Goal:
Lift every line from the entries that includes the word "name".

┌─ Materials provided

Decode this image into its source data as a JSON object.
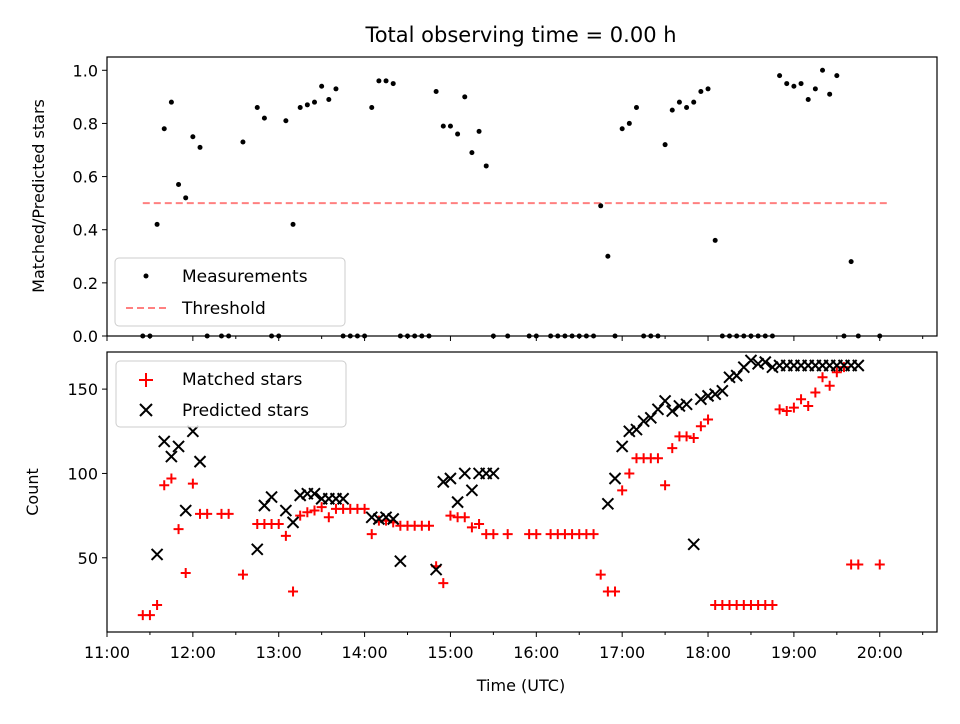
{
  "title": "Total observing time = 0.00 h",
  "chart_data": [
    {
      "type": "scatter",
      "ylabel": "Matched/Predicted stars",
      "ylim": [
        0,
        1.05
      ],
      "yticks": [
        "0.0",
        "0.2",
        "0.4",
        "0.6",
        "0.8",
        "1.0"
      ],
      "ytick_values": [
        0,
        0.2,
        0.4,
        0.6,
        0.8,
        1.0
      ],
      "legend_placement": "lower-left",
      "series": [
        {
          "name": "Measurements",
          "marker": "dot",
          "color": "#000000",
          "x": [
            "11:25",
            "11:30",
            "11:35",
            "11:40",
            "11:45",
            "11:50",
            "11:55",
            "12:00",
            "12:05",
            "12:10",
            "12:20",
            "12:25",
            "12:35",
            "12:45",
            "12:50",
            "12:55",
            "13:00",
            "13:05",
            "13:10",
            "13:15",
            "13:20",
            "13:25",
            "13:30",
            "13:35",
            "13:40",
            "13:45",
            "13:50",
            "13:55",
            "14:00",
            "14:05",
            "14:10",
            "14:15",
            "14:20",
            "14:25",
            "14:30",
            "14:35",
            "14:40",
            "14:45",
            "14:50",
            "14:55",
            "15:00",
            "15:05",
            "15:10",
            "15:15",
            "15:20",
            "15:25",
            "15:30",
            "15:40",
            "15:55",
            "16:00",
            "16:10",
            "16:15",
            "16:20",
            "16:25",
            "16:30",
            "16:35",
            "16:40",
            "16:45",
            "16:50",
            "16:55",
            "17:00",
            "17:05",
            "17:10",
            "17:15",
            "17:20",
            "17:25",
            "17:30",
            "17:35",
            "17:40",
            "17:45",
            "17:50",
            "17:55",
            "18:00",
            "18:05",
            "18:10",
            "18:15",
            "18:20",
            "18:25",
            "18:30",
            "18:35",
            "18:40",
            "18:45",
            "18:50",
            "18:55",
            "19:00",
            "19:05",
            "19:10",
            "19:15",
            "19:20",
            "19:25",
            "19:30",
            "19:35",
            "19:40",
            "19:45",
            "20:00"
          ],
          "y": [
            0.0,
            0.0,
            0.42,
            0.78,
            0.88,
            0.57,
            0.52,
            0.75,
            0.71,
            0.0,
            0.0,
            0.0,
            0.73,
            0.86,
            0.82,
            0.0,
            0.0,
            0.81,
            0.42,
            0.86,
            0.87,
            0.88,
            0.94,
            0.89,
            0.93,
            0.0,
            0.0,
            0.0,
            0.0,
            0.86,
            0.96,
            0.96,
            0.95,
            0.0,
            0.0,
            0.0,
            0.0,
            0.0,
            0.92,
            0.79,
            0.79,
            0.76,
            0.9,
            0.69,
            0.77,
            0.64,
            0.0,
            0.0,
            0.0,
            0.0,
            0.0,
            0.0,
            0.0,
            0.0,
            0.0,
            0.0,
            0.0,
            0.49,
            0.3,
            0.0,
            0.78,
            0.8,
            0.86,
            0.0,
            0.0,
            0.0,
            0.72,
            0.85,
            0.88,
            0.86,
            0.88,
            0.92,
            0.93,
            0.36,
            0.0,
            0.0,
            0.0,
            0.0,
            0.0,
            0.0,
            0.0,
            0.0,
            0.98,
            0.95,
            0.94,
            0.95,
            0.89,
            0.93,
            1.0,
            0.91,
            0.98,
            0.0,
            0.28,
            0.0,
            0.0
          ]
        },
        {
          "name": "Threshold",
          "marker": "dashed-line",
          "color": "#ff8080",
          "x": [
            "11:25",
            "20:05"
          ],
          "y": [
            0.5,
            0.5
          ]
        }
      ]
    },
    {
      "type": "scatter",
      "xlabel": "Time (UTC)",
      "ylabel": "Count",
      "ylim": [
        6,
        172
      ],
      "yticks": [
        "50",
        "100",
        "150"
      ],
      "ytick_values": [
        50,
        100,
        150
      ],
      "xticks": [
        "11:00",
        "12:00",
        "13:00",
        "14:00",
        "15:00",
        "16:00",
        "17:00",
        "18:00",
        "19:00",
        "20:00"
      ],
      "xtick_values": [
        "11:00",
        "12:00",
        "13:00",
        "14:00",
        "15:00",
        "16:00",
        "17:00",
        "18:00",
        "19:00",
        "20:00"
      ],
      "legend_placement": "upper-left",
      "series": [
        {
          "name": "Matched stars",
          "marker": "plus",
          "color": "#ff0000",
          "x": [
            "11:25",
            "11:30",
            "11:35",
            "11:40",
            "11:45",
            "11:50",
            "11:55",
            "12:00",
            "12:05",
            "12:10",
            "12:20",
            "12:25",
            "12:35",
            "12:45",
            "12:50",
            "12:55",
            "13:00",
            "13:05",
            "13:10",
            "13:15",
            "13:20",
            "13:25",
            "13:30",
            "13:35",
            "13:40",
            "13:45",
            "13:50",
            "13:55",
            "14:00",
            "14:05",
            "14:10",
            "14:15",
            "14:20",
            "14:25",
            "14:30",
            "14:35",
            "14:40",
            "14:45",
            "14:50",
            "14:55",
            "15:00",
            "15:05",
            "15:10",
            "15:15",
            "15:20",
            "15:25",
            "15:30",
            "15:40",
            "15:55",
            "16:00",
            "16:10",
            "16:15",
            "16:20",
            "16:25",
            "16:30",
            "16:35",
            "16:40",
            "16:45",
            "16:50",
            "16:55",
            "17:00",
            "17:05",
            "17:10",
            "17:15",
            "17:20",
            "17:25",
            "17:30",
            "17:35",
            "17:40",
            "17:45",
            "17:50",
            "17:55",
            "18:00",
            "18:05",
            "18:10",
            "18:15",
            "18:20",
            "18:25",
            "18:30",
            "18:35",
            "18:40",
            "18:45",
            "18:50",
            "18:55",
            "19:00",
            "19:05",
            "19:10",
            "19:15",
            "19:20",
            "19:25",
            "19:30",
            "19:35",
            "19:40",
            "19:45",
            "20:00"
          ],
          "y": [
            16,
            16,
            22,
            93,
            97,
            67,
            41,
            94,
            76,
            76,
            76,
            76,
            40,
            70,
            70,
            70,
            70,
            63,
            30,
            75,
            77,
            78,
            80,
            74,
            79,
            79,
            79,
            79,
            79,
            64,
            72,
            72,
            71,
            69,
            69,
            69,
            69,
            69,
            45,
            35,
            75,
            74,
            74,
            68,
            70,
            64,
            64,
            64,
            64,
            64,
            64,
            64,
            64,
            64,
            64,
            64,
            64,
            40,
            30,
            30,
            90,
            100,
            109,
            109,
            109,
            109,
            93,
            115,
            122,
            122,
            121,
            128,
            132,
            22,
            22,
            22,
            22,
            22,
            22,
            22,
            22,
            22,
            138,
            137,
            139,
            144,
            140,
            148,
            157,
            152,
            160,
            163,
            46,
            46,
            46
          ]
        },
        {
          "name": "Predicted stars",
          "marker": "x",
          "color": "#000000",
          "x": [
            "11:35",
            "11:40",
            "11:45",
            "11:50",
            "11:55",
            "12:00",
            "12:05",
            "12:45",
            "12:50",
            "12:55",
            "13:05",
            "13:10",
            "13:15",
            "13:20",
            "13:25",
            "13:30",
            "13:35",
            "13:40",
            "13:45",
            "14:05",
            "14:10",
            "14:15",
            "14:20",
            "14:25",
            "14:50",
            "14:55",
            "15:00",
            "15:05",
            "15:10",
            "15:15",
            "15:20",
            "15:25",
            "15:30",
            "16:50",
            "16:55",
            "17:00",
            "17:05",
            "17:10",
            "17:15",
            "17:20",
            "17:25",
            "17:30",
            "17:35",
            "17:40",
            "17:45",
            "17:50",
            "17:55",
            "18:00",
            "18:05",
            "18:10",
            "18:15",
            "18:20",
            "18:25",
            "18:30",
            "18:35",
            "18:40",
            "18:45",
            "18:50",
            "18:55",
            "19:00",
            "19:05",
            "19:10",
            "19:15",
            "19:20",
            "19:25",
            "19:30",
            "19:35",
            "19:40",
            "19:45"
          ],
          "y": [
            52,
            119,
            110,
            116,
            78,
            125,
            107,
            55,
            81,
            86,
            78,
            71,
            87,
            88,
            88,
            85,
            85,
            85,
            85,
            74,
            73,
            74,
            73,
            48,
            43,
            95,
            97,
            83,
            100,
            90,
            100,
            100,
            100,
            82,
            97,
            116,
            125,
            126,
            131,
            133,
            138,
            143,
            137,
            140,
            141,
            58,
            144,
            146,
            147,
            149,
            157,
            158,
            163,
            167,
            165,
            166,
            163,
            164,
            164,
            164,
            164,
            164,
            164,
            164,
            164,
            164,
            164,
            164,
            164
          ]
        }
      ]
    }
  ]
}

└─

Problem solution:
          "name": "Measurements",
          "name": "Threshold",
          "name": "Matched stars",
          "name": "Predicted stars",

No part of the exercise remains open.